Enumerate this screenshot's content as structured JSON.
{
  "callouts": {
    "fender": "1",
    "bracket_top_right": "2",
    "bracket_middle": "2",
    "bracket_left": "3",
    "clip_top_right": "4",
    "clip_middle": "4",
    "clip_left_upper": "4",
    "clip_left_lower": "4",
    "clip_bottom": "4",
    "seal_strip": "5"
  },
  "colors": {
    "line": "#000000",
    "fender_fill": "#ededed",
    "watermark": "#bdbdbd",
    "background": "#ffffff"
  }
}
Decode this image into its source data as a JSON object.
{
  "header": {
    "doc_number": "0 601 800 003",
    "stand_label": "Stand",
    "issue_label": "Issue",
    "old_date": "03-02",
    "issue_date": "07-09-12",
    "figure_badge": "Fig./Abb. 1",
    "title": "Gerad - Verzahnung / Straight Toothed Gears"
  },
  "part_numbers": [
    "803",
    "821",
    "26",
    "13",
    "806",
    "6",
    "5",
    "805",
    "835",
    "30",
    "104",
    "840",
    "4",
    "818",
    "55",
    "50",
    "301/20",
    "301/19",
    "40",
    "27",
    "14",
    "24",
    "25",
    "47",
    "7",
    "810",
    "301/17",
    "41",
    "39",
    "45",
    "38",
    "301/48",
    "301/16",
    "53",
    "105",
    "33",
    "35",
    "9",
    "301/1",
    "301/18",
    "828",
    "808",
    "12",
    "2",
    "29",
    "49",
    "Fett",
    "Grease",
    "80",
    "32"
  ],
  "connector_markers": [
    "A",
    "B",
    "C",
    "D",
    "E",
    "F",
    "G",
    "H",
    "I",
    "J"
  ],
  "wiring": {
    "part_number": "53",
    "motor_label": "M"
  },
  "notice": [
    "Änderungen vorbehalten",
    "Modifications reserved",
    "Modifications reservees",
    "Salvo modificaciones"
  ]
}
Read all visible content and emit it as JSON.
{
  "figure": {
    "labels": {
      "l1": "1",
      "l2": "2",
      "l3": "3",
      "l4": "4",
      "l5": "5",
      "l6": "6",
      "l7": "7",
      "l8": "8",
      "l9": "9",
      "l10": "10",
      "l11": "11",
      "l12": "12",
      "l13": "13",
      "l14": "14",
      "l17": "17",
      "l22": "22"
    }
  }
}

=== PROBLEM REQUIREMENTS ===
Output exactly the lines between the one containing "Read all visible content and emit it as JSON." and the final line above, both inclusive.

=== RESPONSE TO THE TASK ===
Read all visible content and emit it as JSON.
{
  "figure": {
    "labels": {
      "l1": "1",
      "l2": "2",
      "l3": "3",
      "l4": "4",
      "l5": "5",
      "l6": "6",
      "l7": "7",
      "l8": "8",
      "l9": "9",
      "l10": "10",
      "l11": "11",
      "l12": "12",
      "l13": "13",
      "l14": "14",
      "l17": "17",
      "l22": "22"
    }
  }
}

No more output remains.